** THE PROBLEM **
Repeat all of the records verbatim.

** SUPPLIED MATERIAL **
— Start —

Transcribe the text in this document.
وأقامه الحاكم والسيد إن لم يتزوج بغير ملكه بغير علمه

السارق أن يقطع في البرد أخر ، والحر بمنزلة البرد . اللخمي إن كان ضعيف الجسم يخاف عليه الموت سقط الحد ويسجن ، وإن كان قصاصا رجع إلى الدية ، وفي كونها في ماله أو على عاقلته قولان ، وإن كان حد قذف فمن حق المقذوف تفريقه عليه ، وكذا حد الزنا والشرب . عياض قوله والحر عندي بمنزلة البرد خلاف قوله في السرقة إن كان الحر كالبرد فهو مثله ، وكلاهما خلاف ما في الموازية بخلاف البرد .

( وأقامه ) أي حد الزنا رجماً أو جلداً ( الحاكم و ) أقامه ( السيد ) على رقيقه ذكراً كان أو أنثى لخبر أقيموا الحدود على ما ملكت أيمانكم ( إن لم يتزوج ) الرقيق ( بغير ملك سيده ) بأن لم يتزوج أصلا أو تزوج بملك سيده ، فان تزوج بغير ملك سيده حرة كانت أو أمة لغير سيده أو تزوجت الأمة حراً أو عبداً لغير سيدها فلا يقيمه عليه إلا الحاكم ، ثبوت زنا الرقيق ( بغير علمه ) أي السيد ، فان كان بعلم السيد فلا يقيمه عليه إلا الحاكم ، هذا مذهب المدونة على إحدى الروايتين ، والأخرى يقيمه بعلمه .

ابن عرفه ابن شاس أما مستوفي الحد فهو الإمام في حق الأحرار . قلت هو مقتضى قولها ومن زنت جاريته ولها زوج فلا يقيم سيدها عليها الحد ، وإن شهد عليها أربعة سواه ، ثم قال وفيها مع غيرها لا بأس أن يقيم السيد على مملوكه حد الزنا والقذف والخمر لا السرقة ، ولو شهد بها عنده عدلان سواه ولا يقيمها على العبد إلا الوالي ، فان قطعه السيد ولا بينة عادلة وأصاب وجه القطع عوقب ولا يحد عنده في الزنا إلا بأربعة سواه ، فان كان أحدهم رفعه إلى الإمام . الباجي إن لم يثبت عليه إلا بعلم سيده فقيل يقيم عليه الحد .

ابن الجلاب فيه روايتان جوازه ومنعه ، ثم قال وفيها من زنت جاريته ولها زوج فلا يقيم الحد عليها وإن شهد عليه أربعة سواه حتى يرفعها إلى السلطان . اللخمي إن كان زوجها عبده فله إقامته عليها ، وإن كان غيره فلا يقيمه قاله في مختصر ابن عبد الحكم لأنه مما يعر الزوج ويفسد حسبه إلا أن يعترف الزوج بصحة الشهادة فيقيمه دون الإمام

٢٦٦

— End —

** ANSWER BELOW **
Transcribe the text in this document.
وأقامه الحاكم والسيد إن لم يتزوج بغير ملكه بغير علمه

السارق أن يقطع في البرد أخر ، والحر بمنزلة البرد . اللخمي إن كان ضعيف الجسم يخاف عليه الموت سقط الحد ويسجن ، وإن كان قصاصا رجع إلى الدية ، وفي كونها في ماله أو على عاقلته قولان ، وإن كان حد قذف فمن حق المقذوف تفريقه عليه ، وكذا حد الزنا والشرب . عياض قوله والحر عندي بمنزلة البرد خلاف قوله في السرقة إن كان الحر كالبرد فهو مثله ، وكلاهما خلاف ما في الموازية بخلاف البرد .

( وأقامه ) أي حد الزنا رجماً أو جلداً ( الحاكم و ) أقامه ( السيد ) على رقيقه ذكراً كان أو أنثى لخبر أقيموا الحدود على ما ملكت أيمانكم ( إن لم يتزوج ) الرقيق ( بغير ملك سيده ) بأن لم يتزوج أصلا أو تزوج بملك سيده ، فان تزوج بغير ملك سيده حرة كانت أو أمة لغير سيده أو تزوجت الأمة حراً أو عبداً لغير سيدها فلا يقيمه عليه إلا الحاكم ، ثبوت زنا الرقيق ( بغير علمه ) أي السيد ، فان كان بعلم السيد فلا يقيمه عليه إلا الحاكم ، هذا مذهب المدونة على إحدى الروايتين ، والأخرى يقيمه بعلمه .

ابن عرفه ابن شاس أما مستوفي الحد فهو الإمام في حق الأحرار . قلت هو مقتضى قولها ومن زنت جاريته ولها زوج فلا يقيم سيدها عليها الحد ، وإن شهد عليها أربعة سواه ، ثم قال وفيها مع غيرها لا بأس أن يقيم السيد على مملوكه حد الزنا والقذف والخمر لا السرقة ، ولو شهد بها عنده عدلان سواه ولا يقيمها على العبد إلا الوالي ، فان قطعه السيد ولا بينة عادلة وأصاب وجه القطع عوقب ولا يحد عنده في الزنا إلا بأربعة سواه ، فان كان أحدهم رفعه إلى الإمام . الباجي إن لم يثبت عليه إلا بعلم سيده فقيل يقيم عليه الحد .

ابن الجلاب فيه روايتان جوازه ومنعه ، ثم قال وفيها من زنت جاريته ولها زوج فلا يقيم الحد عليها وإن شهد عليه أربعة سواه حتى يرفعها إلى السلطان . اللخمي إن كان زوجها عبده فله إقامته عليها ، وإن كان غيره فلا يقيمه قاله في مختصر ابن عبد الحكم لأنه مما يعر الزوج ويفسد حسبه إلا أن يعترف الزوج بصحة الشهادة فيقيمه دون الإمام

٢٦٦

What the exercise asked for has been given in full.